** Start of Dataset extract **

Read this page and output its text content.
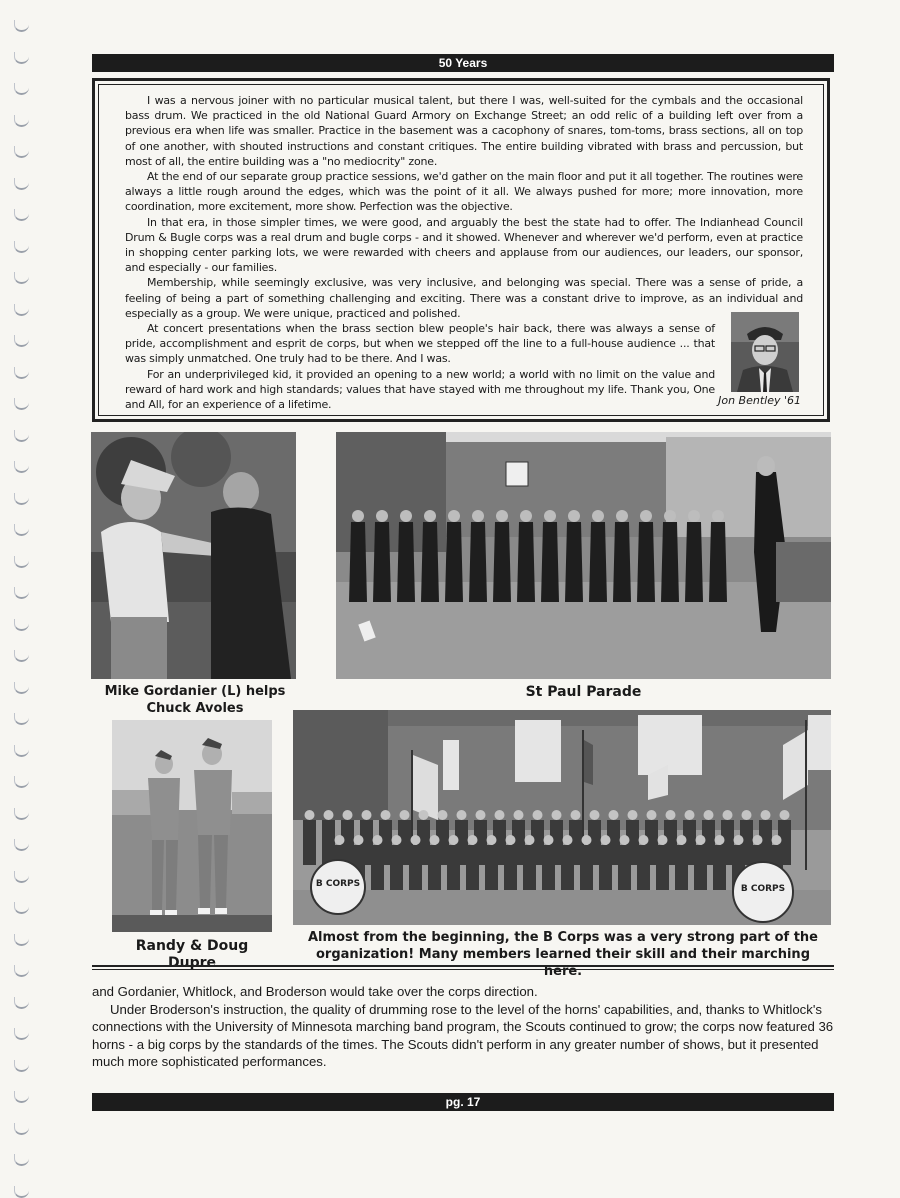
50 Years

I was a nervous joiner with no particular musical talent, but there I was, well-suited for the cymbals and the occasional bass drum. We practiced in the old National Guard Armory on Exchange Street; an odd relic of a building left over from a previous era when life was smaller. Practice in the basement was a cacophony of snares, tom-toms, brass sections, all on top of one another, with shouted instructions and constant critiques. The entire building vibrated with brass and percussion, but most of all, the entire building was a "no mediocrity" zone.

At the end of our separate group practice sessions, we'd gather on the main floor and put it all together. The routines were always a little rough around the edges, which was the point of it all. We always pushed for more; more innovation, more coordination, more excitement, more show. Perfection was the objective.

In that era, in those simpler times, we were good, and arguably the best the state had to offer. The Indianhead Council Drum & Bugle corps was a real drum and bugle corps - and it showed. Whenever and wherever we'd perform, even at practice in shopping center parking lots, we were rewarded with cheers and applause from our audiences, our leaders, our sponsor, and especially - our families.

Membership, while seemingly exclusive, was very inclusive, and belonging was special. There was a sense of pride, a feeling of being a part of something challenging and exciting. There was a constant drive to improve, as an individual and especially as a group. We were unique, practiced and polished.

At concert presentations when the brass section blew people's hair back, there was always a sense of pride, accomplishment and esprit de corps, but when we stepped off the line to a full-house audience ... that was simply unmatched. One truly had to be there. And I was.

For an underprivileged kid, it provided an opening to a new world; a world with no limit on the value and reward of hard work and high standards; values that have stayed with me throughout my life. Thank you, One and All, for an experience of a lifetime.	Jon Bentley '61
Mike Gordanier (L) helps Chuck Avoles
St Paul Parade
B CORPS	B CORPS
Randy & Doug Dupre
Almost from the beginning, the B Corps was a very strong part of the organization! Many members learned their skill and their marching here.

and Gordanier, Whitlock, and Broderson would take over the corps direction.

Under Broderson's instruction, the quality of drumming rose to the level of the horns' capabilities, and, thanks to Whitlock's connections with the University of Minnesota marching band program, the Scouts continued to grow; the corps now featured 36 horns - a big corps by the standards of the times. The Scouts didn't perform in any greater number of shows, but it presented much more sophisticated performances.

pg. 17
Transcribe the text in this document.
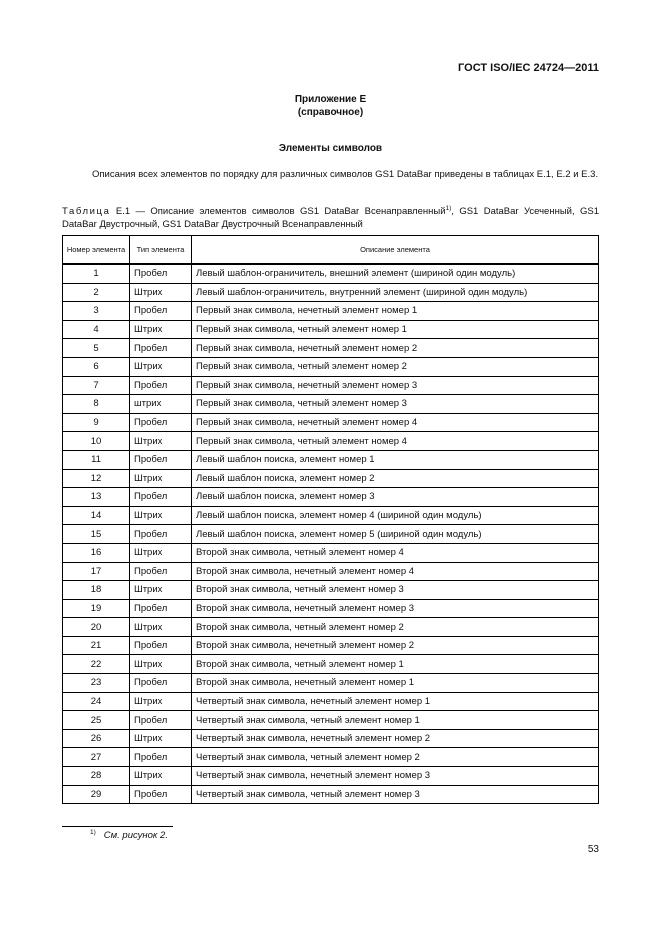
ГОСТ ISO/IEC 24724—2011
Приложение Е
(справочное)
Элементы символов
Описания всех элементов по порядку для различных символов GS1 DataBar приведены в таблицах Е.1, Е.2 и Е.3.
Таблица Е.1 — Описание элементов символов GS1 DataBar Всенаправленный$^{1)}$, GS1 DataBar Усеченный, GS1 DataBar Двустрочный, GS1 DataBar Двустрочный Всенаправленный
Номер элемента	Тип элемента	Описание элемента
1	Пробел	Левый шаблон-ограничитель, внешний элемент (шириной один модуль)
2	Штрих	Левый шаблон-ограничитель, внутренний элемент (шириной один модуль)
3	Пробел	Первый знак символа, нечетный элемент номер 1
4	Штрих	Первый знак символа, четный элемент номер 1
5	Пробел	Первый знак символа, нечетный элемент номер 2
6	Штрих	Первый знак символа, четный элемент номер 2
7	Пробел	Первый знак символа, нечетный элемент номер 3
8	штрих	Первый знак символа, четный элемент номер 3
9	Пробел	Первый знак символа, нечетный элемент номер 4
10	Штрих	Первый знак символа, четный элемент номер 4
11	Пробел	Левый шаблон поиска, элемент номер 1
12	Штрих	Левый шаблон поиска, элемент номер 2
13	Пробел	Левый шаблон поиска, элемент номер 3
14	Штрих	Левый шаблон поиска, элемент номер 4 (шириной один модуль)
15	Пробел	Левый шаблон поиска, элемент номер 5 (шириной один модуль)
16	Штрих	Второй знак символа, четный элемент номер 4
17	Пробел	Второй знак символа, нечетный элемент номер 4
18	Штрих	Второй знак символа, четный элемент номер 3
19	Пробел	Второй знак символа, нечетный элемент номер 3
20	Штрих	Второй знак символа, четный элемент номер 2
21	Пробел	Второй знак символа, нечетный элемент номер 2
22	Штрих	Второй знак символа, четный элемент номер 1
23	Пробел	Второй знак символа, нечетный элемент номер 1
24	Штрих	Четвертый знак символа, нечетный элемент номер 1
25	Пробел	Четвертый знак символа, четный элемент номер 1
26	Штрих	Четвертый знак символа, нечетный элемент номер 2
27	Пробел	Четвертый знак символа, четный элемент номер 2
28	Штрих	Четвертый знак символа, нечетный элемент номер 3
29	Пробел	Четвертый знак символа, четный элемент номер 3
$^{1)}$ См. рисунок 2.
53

** End of Dataset extract **
** Start of Dataset extract **

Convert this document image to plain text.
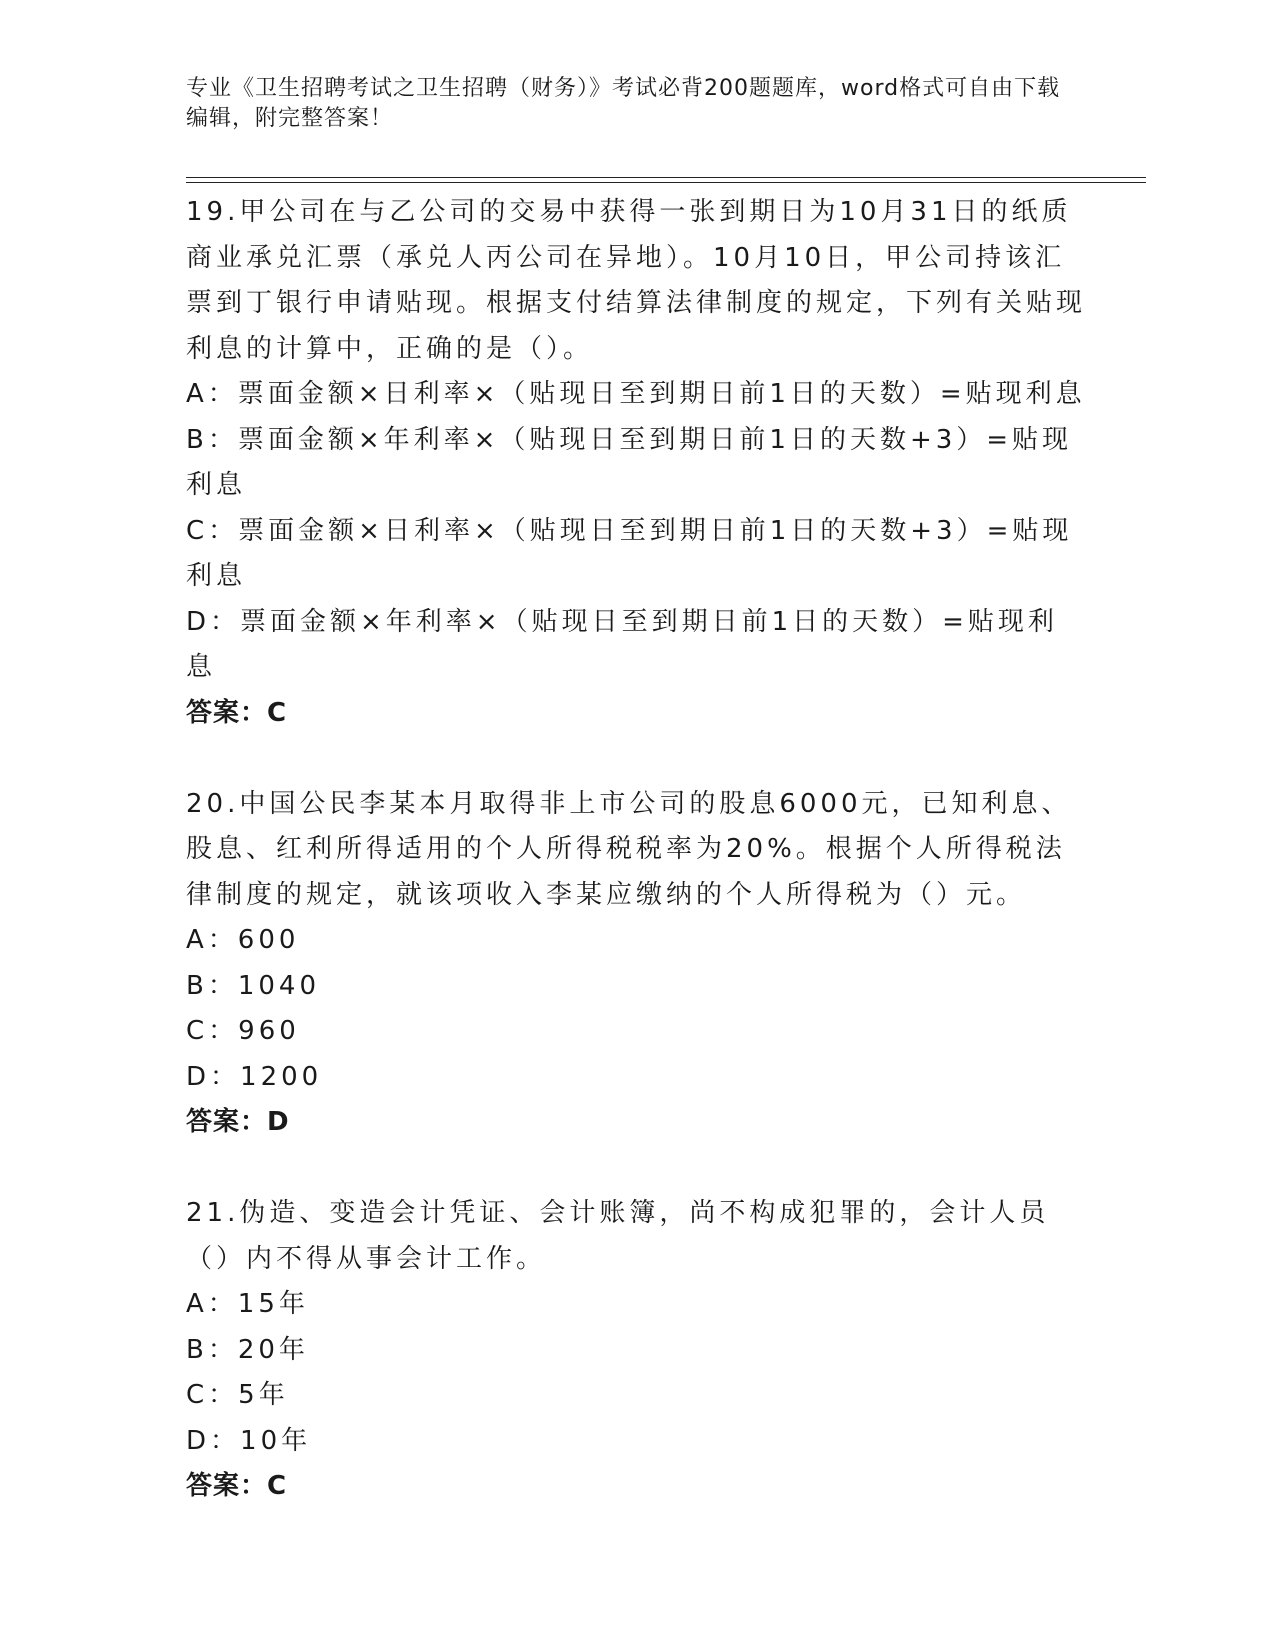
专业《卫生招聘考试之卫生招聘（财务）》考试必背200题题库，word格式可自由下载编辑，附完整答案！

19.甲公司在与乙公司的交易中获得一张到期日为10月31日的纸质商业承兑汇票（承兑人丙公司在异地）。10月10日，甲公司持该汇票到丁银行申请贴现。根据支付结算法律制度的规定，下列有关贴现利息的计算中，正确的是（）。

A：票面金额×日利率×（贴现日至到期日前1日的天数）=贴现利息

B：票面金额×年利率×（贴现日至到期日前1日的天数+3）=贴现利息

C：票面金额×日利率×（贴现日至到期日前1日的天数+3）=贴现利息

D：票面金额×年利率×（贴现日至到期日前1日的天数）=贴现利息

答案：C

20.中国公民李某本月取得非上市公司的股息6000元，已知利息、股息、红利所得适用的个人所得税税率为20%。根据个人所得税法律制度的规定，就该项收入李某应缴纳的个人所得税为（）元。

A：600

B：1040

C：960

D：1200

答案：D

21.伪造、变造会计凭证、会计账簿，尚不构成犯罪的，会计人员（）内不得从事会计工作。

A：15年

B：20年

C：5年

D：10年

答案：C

** End of Dataset extract **

> [Aim of the task]:
Lines of the material that contain the word "especially" are to be gathered.

> [Reply to the exercise]:
In that era, in those simpler times, we were good, and arguably the best the state had to offer. The Indianhead Council Drum & Bugle corps was a real drum and bugle corps - and it showed. Whenever and wherever we'd perform, even at practice in shopping center parking lots, we were rewarded with cheers and applause from our audiences, our leaders, our sponsor, and especially - our families.
Membership, while seemingly exclusive, was very inclusive, and belonging was special. There was a sense of pride, a feeling of being a part of something challenging and exciting. There was a constant drive to improve, as an individual and especially as a group. We were unique, practiced and polished.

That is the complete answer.